- What is being asked:
Take the entries below and print all of them exactly, please.

** Begin Available records **

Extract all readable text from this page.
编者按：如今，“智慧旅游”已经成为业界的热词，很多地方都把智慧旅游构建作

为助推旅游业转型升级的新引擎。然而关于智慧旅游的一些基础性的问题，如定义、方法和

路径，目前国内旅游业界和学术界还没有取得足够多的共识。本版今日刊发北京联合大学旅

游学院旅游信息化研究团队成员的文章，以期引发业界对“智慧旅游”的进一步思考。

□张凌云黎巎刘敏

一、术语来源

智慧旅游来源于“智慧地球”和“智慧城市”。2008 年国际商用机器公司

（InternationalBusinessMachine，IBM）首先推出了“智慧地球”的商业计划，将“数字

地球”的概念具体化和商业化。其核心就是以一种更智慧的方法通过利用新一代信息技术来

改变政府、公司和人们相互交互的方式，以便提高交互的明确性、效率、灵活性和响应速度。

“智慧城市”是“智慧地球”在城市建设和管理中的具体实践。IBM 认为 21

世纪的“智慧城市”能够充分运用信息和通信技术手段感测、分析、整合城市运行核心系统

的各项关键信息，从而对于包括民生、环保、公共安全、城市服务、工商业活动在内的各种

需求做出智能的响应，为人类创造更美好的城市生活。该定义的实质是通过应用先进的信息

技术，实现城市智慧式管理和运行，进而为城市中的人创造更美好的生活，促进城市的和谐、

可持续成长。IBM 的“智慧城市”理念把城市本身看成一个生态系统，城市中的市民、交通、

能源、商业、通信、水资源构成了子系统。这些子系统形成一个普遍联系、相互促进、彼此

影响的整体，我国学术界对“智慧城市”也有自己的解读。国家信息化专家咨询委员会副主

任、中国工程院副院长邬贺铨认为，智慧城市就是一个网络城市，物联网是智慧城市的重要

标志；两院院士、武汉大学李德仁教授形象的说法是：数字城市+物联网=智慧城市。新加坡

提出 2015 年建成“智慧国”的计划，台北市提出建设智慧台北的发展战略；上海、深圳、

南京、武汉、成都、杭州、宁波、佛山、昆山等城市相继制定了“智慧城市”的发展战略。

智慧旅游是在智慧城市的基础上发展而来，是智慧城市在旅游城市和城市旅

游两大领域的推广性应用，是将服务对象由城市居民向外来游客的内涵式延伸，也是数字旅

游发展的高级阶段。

** End Available records **

- Solution to this task:
Extract all readable text from this page.
编者按：如今，“智慧旅游”已经成为业界的热词，很多地方都把智慧旅游构建作

为助推旅游业转型升级的新引擎。然而关于智慧旅游的一些基础性的问题，如定义、方法和

路径，目前国内旅游业界和学术界还没有取得足够多的共识。本版今日刊发北京联合大学旅

游学院旅游信息化研究团队成员的文章，以期引发业界对“智慧旅游”的进一步思考。

□张凌云黎巎刘敏

一、术语来源

智慧旅游来源于“智慧地球”和“智慧城市”。2008 年国际商用机器公司

（InternationalBusinessMachine，IBM）首先推出了“智慧地球”的商业计划，将“数字

地球”的概念具体化和商业化。其核心就是以一种更智慧的方法通过利用新一代信息技术来

改变政府、公司和人们相互交互的方式，以便提高交互的明确性、效率、灵活性和响应速度。

“智慧城市”是“智慧地球”在城市建设和管理中的具体实践。IBM 认为 21

世纪的“智慧城市”能够充分运用信息和通信技术手段感测、分析、整合城市运行核心系统

的各项关键信息，从而对于包括民生、环保、公共安全、城市服务、工商业活动在内的各种

需求做出智能的响应，为人类创造更美好的城市生活。该定义的实质是通过应用先进的信息

技术，实现城市智慧式管理和运行，进而为城市中的人创造更美好的生活，促进城市的和谐、

可持续成长。IBM 的“智慧城市”理念把城市本身看成一个生态系统，城市中的市民、交通、

能源、商业、通信、水资源构成了子系统。这些子系统形成一个普遍联系、相互促进、彼此

影响的整体，我国学术界对“智慧城市”也有自己的解读。国家信息化专家咨询委员会副主

任、中国工程院副院长邬贺铨认为，智慧城市就是一个网络城市，物联网是智慧城市的重要

标志；两院院士、武汉大学李德仁教授形象的说法是：数字城市+物联网=智慧城市。新加坡

提出 2015 年建成“智慧国”的计划，台北市提出建设智慧台北的发展战略；上海、深圳、

南京、武汉、成都、杭州、宁波、佛山、昆山等城市相继制定了“智慧城市”的发展战略。

智慧旅游是在智慧城市的基础上发展而来，是智慧城市在旅游城市和城市旅

游两大领域的推广性应用，是将服务对象由城市居民向外来游客的内涵式延伸，也是数字旅

游发展的高级阶段。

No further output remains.